**WHAT IS NEEDED:** Reproduce every entry exactly, without alteration.

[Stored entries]
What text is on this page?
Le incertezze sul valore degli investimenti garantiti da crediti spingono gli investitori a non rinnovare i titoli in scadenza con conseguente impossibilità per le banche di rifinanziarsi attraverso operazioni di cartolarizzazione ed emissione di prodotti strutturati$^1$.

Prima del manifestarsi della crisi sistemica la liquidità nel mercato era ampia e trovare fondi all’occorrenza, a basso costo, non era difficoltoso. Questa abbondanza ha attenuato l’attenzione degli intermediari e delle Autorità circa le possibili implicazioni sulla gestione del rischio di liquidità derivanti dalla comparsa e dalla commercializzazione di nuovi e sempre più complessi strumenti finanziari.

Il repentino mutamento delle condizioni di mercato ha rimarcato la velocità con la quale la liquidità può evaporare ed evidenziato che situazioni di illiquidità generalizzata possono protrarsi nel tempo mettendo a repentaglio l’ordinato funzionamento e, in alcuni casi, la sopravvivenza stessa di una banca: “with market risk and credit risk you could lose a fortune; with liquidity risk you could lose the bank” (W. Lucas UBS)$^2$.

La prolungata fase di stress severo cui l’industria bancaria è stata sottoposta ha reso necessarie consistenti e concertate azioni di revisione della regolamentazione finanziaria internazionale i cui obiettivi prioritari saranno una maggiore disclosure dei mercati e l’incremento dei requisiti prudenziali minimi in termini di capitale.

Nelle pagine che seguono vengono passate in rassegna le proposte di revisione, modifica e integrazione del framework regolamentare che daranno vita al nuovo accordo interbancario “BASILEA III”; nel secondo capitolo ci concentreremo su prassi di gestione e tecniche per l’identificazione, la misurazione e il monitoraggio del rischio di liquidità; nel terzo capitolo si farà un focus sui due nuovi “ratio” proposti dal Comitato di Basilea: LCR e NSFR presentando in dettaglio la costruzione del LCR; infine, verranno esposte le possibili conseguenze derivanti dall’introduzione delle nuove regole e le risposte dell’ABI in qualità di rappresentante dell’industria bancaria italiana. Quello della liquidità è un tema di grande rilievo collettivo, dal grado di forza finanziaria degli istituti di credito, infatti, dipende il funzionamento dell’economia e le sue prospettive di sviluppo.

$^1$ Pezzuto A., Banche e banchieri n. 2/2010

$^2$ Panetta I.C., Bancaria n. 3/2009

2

**REPLY TO THE EXERCISE:**
What text is on this page?
Le incertezze sul valore degli investimenti garantiti da crediti spingono gli investitori a non rinnovare i titoli in scadenza con conseguente impossibilità per le banche di rifinanziarsi attraverso operazioni di cartolarizzazione ed emissione di prodotti strutturati$^1$.

Prima del manifestarsi della crisi sistemica la liquidità nel mercato era ampia e trovare fondi all’occorrenza, a basso costo, non era difficoltoso. Questa abbondanza ha attenuato l’attenzione degli intermediari e delle Autorità circa le possibili implicazioni sulla gestione del rischio di liquidità derivanti dalla comparsa e dalla commercializzazione di nuovi e sempre più complessi strumenti finanziari.

Il repentino mutamento delle condizioni di mercato ha rimarcato la velocità con la quale la liquidità può evaporare ed evidenziato che situazioni di illiquidità generalizzata possono protrarsi nel tempo mettendo a repentaglio l’ordinato funzionamento e, in alcuni casi, la sopravvivenza stessa di una banca: “with market risk and credit risk you could lose a fortune; with liquidity risk you could lose the bank” (W. Lucas UBS)$^2$.

La prolungata fase di stress severo cui l’industria bancaria è stata sottoposta ha reso necessarie consistenti e concertate azioni di revisione della regolamentazione finanziaria internazionale i cui obiettivi prioritari saranno una maggiore disclosure dei mercati e l’incremento dei requisiti prudenziali minimi in termini di capitale.

Nelle pagine che seguono vengono passate in rassegna le proposte di revisione, modifica e integrazione del framework regolamentare che daranno vita al nuovo accordo interbancario “BASILEA III”; nel secondo capitolo ci concentreremo su prassi di gestione e tecniche per l’identificazione, la misurazione e il monitoraggio del rischio di liquidità; nel terzo capitolo si farà un focus sui due nuovi “ratio” proposti dal Comitato di Basilea: LCR e NSFR presentando in dettaglio la costruzione del LCR; infine, verranno esposte le possibili conseguenze derivanti dall’introduzione delle nuove regole e le risposte dell’ABI in qualità di rappresentante dell’industria bancaria italiana. Quello della liquidità è un tema di grande rilievo collettivo, dal grado di forza finanziaria degli istituti di credito, infatti, dipende il funzionamento dell’economia e le sue prospettive di sviluppo.

$^1$ Pezzuto A., Banche e banchieri n. 2/2010

$^2$ Panetta I.C., Bancaria n. 3/2009

2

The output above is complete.